--- Work to be completed ---
How many lines in this data contain the string "difference"? Reply with the number only.
# # # #
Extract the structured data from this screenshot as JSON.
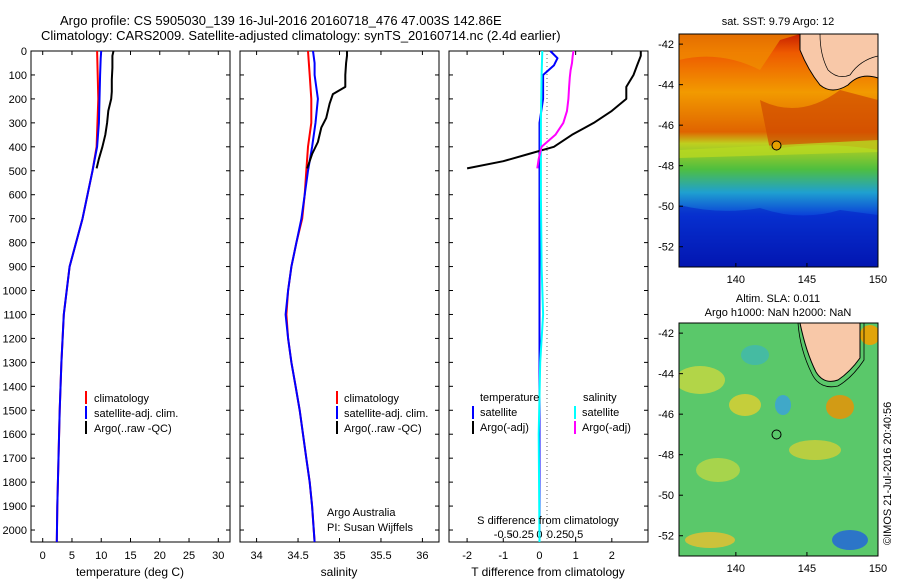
{
  "header": {
    "title_line1": "Argo profile: CS 5905030_139 16-Jul-2016 20160718_476 47.003S 142.86E",
    "title_line2": "Climatology: CARS2009. Satellite-adjusted climatology: synTS_20160714.nc (2.4d earlier)"
  },
  "colors": {
    "climatology": "#ff0000",
    "satellite": "#0000ff",
    "argo": "#000000",
    "salinity_satellite": "#00ffff",
    "salinity_argo": "#ff00ff"
  },
  "chart_data": [
    {
      "type": "line",
      "name": "temperature-profile",
      "xlabel": "temperature (deg C)",
      "ylabel": "",
      "xlim": [
        -2,
        32
      ],
      "ylim": [
        2050,
        0
      ],
      "xticks": [
        0,
        5,
        10,
        15,
        20,
        25,
        30
      ],
      "yticks": [
        0,
        100,
        200,
        300,
        400,
        500,
        600,
        700,
        800,
        900,
        1000,
        1100,
        1200,
        1300,
        1400,
        1500,
        1600,
        1700,
        1800,
        1900,
        2000
      ],
      "legend": [
        "climatology",
        "satellite-adj. clim.",
        "Argo(..raw -QC)"
      ],
      "series": [
        {
          "name": "climatology",
          "color": "#ff0000",
          "depth": [
            0,
            100,
            200,
            400,
            500,
            700,
            900,
            1100,
            1300,
            1500,
            1700,
            1900,
            2050
          ],
          "values": [
            9.3,
            9.4,
            9.5,
            9.2,
            8.5,
            6.8,
            4.6,
            3.6,
            3.2,
            2.9,
            2.7,
            2.5,
            2.4
          ]
        },
        {
          "name": "satellite-adj. clim.",
          "color": "#0000ff",
          "depth": [
            0,
            30,
            100,
            200,
            300,
            400,
            500,
            700,
            900,
            1100,
            1300,
            1500,
            1700,
            1900,
            2050
          ],
          "values": [
            10.0,
            9.9,
            9.8,
            9.7,
            9.6,
            9.3,
            8.5,
            6.8,
            4.6,
            3.6,
            3.2,
            2.9,
            2.7,
            2.5,
            2.4
          ]
        },
        {
          "name": "Argo(..raw -QC)",
          "color": "#000000",
          "depth": [
            0,
            20,
            70,
            120,
            170,
            200,
            250,
            300,
            350,
            400,
            450,
            490
          ],
          "values": [
            12.1,
            11.9,
            11.9,
            11.8,
            11.8,
            11.7,
            11.2,
            11.0,
            10.7,
            10.2,
            9.6,
            9.2
          ]
        }
      ]
    },
    {
      "type": "line",
      "name": "salinity-profile",
      "xlabel": "salinity",
      "xlim": [
        33.8,
        36.2
      ],
      "ylim": [
        2050,
        0
      ],
      "xticks": [
        34,
        34.5,
        35,
        35.5,
        36
      ],
      "xticklabels": [
        "34",
        "34.5",
        "35",
        "35.5",
        "36"
      ],
      "legend": [
        "climatology",
        "satellite-adj. clim.",
        "Argo(..raw -QC)"
      ],
      "annotation": [
        "Argo Australia",
        "PI: Susan Wijffels"
      ],
      "series": [
        {
          "name": "climatology",
          "color": "#ff0000",
          "depth": [
            0,
            100,
            200,
            300,
            400,
            500,
            600,
            700,
            800,
            900,
            1000,
            1100,
            1200,
            1300,
            1400,
            1500,
            1600,
            1700,
            1800,
            1900,
            2050
          ],
          "values": [
            34.62,
            34.64,
            34.66,
            34.66,
            34.62,
            34.6,
            34.58,
            34.55,
            34.48,
            34.42,
            34.38,
            34.36,
            34.38,
            34.42,
            34.47,
            34.52,
            34.56,
            34.6,
            34.64,
            34.67,
            34.7
          ]
        },
        {
          "name": "satellite-adj. clim.",
          "color": "#0000ff",
          "depth": [
            0,
            50,
            100,
            200,
            300,
            400,
            500,
            600,
            700,
            800,
            900,
            1000,
            1100,
            1200,
            1300,
            1400,
            1500,
            1600,
            1700,
            1800,
            1900,
            2050
          ],
          "values": [
            34.68,
            34.7,
            34.7,
            34.74,
            34.71,
            34.67,
            34.62,
            34.58,
            34.54,
            34.48,
            34.42,
            34.38,
            34.35,
            34.38,
            34.42,
            34.47,
            34.52,
            34.56,
            34.6,
            34.64,
            34.67,
            34.7
          ]
        },
        {
          "name": "Argo(..raw -QC)",
          "color": "#000000",
          "depth": [
            0,
            20,
            50,
            100,
            150,
            180,
            220,
            280,
            320,
            380,
            430,
            490
          ],
          "values": [
            35.09,
            35.09,
            35.08,
            35.07,
            35.07,
            34.92,
            34.88,
            34.84,
            34.78,
            34.74,
            34.67,
            34.61
          ]
        }
      ]
    },
    {
      "type": "line",
      "name": "difference-profile",
      "xlabel": "T difference from climatology",
      "xlabel_top": "S difference from climatology",
      "xlim": [
        -2.5,
        3.0
      ],
      "ylim": [
        2050,
        0
      ],
      "xticks": [
        -2,
        -1,
        0,
        1,
        2
      ],
      "sticks": [
        -0.5,
        -0.25,
        0,
        0.25,
        0.5
      ],
      "sticklabels": [
        "-0.5",
        "-0.25",
        "0",
        "0.25",
        "0.5"
      ],
      "legend_temperature": {
        "title": "temperature",
        "items": [
          "satellite",
          "Argo(-adj)"
        ]
      },
      "legend_salinity": {
        "title": "salinity",
        "items": [
          "satellite",
          "Argo(-adj)"
        ]
      },
      "series": [
        {
          "name": "temperature satellite",
          "color": "#0000ff",
          "depth": [
            0,
            30,
            60,
            100,
            200,
            300,
            400,
            600,
            1000,
            1400,
            2050
          ],
          "values": [
            0.3,
            0.5,
            0.4,
            0.1,
            0.1,
            0.0,
            0.0,
            0.0,
            0.0,
            0.0,
            0.0
          ]
        },
        {
          "name": "temperature Argo(-adj)",
          "color": "#000000",
          "depth": [
            0,
            20,
            60,
            100,
            150,
            200,
            250,
            300,
            350,
            400,
            430,
            460,
            490
          ],
          "values": [
            2.8,
            2.8,
            2.7,
            2.6,
            2.4,
            2.4,
            2.0,
            1.5,
            0.9,
            0.4,
            -0.3,
            -1.0,
            -2.0
          ]
        },
        {
          "name": "salinity satellite",
          "color": "#00ffff",
          "depth": [
            0,
            100,
            300,
            600,
            900,
            1100,
            1300,
            1600,
            2050
          ],
          "values": [
            0.04,
            0.03,
            0.02,
            0.02,
            0.03,
            0.05,
            0.01,
            -0.01,
            0.0
          ]
        },
        {
          "name": "salinity Argo(-adj)",
          "color": "#ff00ff",
          "depth": [
            0,
            20,
            50,
            80,
            110,
            150,
            200,
            250,
            300,
            350,
            400,
            450,
            490
          ],
          "values": [
            0.47,
            0.46,
            0.45,
            0.43,
            0.42,
            0.41,
            0.4,
            0.38,
            0.33,
            0.22,
            0.03,
            -0.01,
            -0.03
          ]
        }
      ]
    },
    {
      "type": "heatmap",
      "name": "sst-map",
      "title": "sat. SST: 9.79 Argo: 12",
      "xlim": [
        136,
        150
      ],
      "ylim": [
        -53,
        -41.5
      ],
      "xticks": [
        140,
        145,
        150
      ],
      "yticks": [
        -52,
        -50,
        -48,
        -46,
        -44,
        -42
      ],
      "argo_position": {
        "lon": 142.86,
        "lat": -47.003
      }
    },
    {
      "type": "heatmap",
      "name": "sla-map",
      "title": "Altim. SLA: 0.011",
      "subtitle": "Argo h1000: NaN h2000: NaN",
      "xlim": [
        136,
        150
      ],
      "ylim": [
        -53,
        -41.5
      ],
      "xticks": [
        140,
        145,
        150
      ],
      "yticks": [
        -52,
        -50,
        -48,
        -46,
        -44,
        -42
      ],
      "argo_position": {
        "lon": 142.86,
        "lat": -47.003
      }
    }
  ],
  "credit": "©IMOS 21-Jul-2016 20:40:56"
}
# # # #
--- Task response ---
3